'''

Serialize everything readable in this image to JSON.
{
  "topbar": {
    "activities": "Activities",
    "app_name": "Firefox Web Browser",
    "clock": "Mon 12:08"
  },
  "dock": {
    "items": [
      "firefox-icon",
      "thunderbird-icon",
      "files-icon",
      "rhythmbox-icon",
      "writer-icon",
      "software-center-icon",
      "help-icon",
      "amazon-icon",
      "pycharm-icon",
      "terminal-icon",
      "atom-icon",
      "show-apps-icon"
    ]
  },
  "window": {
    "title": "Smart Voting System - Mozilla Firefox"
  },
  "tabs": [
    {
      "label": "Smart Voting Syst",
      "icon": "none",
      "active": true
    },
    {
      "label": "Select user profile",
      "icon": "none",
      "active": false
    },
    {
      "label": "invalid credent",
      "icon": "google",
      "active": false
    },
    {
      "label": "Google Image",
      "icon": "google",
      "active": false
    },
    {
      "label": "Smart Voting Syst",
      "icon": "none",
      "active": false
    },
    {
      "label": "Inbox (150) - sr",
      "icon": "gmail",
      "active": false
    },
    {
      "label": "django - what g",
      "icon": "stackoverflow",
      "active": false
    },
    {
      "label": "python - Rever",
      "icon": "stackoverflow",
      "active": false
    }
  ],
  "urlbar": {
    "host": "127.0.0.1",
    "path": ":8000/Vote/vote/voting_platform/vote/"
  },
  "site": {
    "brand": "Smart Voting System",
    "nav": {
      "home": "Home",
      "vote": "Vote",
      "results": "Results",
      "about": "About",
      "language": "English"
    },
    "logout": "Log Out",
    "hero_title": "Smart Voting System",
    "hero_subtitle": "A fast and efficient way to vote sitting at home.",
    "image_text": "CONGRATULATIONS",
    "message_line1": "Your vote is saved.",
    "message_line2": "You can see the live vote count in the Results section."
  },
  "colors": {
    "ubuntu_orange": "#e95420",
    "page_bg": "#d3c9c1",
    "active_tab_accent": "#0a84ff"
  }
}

'''

◆ **TO BE DONE**: Repeat the material word for word, in full.

◆ **WORKED ANSWER**:
Serialize everything readable in this image to JSON.
{
  "topbar": {
    "activities": "Activities",
    "app_name": "Firefox Web Browser",
    "clock": "Mon 12:08"
  },
  "dock": {
    "items": [
      "firefox-icon",
      "thunderbird-icon",
      "files-icon",
      "rhythmbox-icon",
      "writer-icon",
      "software-center-icon",
      "help-icon",
      "amazon-icon",
      "pycharm-icon",
      "terminal-icon",
      "atom-icon",
      "show-apps-icon"
    ]
  },
  "window": {
    "title": "Smart Voting System - Mozilla Firefox"
  },
  "tabs": [
    {
      "label": "Smart Voting Syst",
      "icon": "none",
      "active": true
    },
    {
      "label": "Select user profile",
      "icon": "none",
      "active": false
    },
    {
      "label": "invalid credent",
      "icon": "google",
      "active": false
    },
    {
      "label": "Google Image",
      "icon": "google",
      "active": false
    },
    {
      "label": "Smart Voting Syst",
      "icon": "none",
      "active": false
    },
    {
      "label": "Inbox (150) - sr",
      "icon": "gmail",
      "active": false
    },
    {
      "label": "django - what g",
      "icon": "stackoverflow",
      "active": false
    },
    {
      "label": "python - Rever",
      "icon": "stackoverflow",
      "active": false
    }
  ],
  "urlbar": {
    "host": "127.0.0.1",
    "path": ":8000/Vote/vote/voting_platform/vote/"
  },
  "site": {
    "brand": "Smart Voting System",
    "nav": {
      "home": "Home",
      "vote": "Vote",
      "results": "Results",
      "about": "About",
      "language": "English"
    },
    "logout": "Log Out",
    "hero_title": "Smart Voting System",
    "hero_subtitle": "A fast and efficient way to vote sitting at home.",
    "image_text": "CONGRATULATIONS",
    "message_line1": "Your vote is saved.",
    "message_line2": "You can see the live vote count in the Results section."
  },
  "colors": {
    "ubuntu_orange": "#e95420",
    "page_bg": "#d3c9c1",
    "active_tab_accent": "#0a84ff"
  }
}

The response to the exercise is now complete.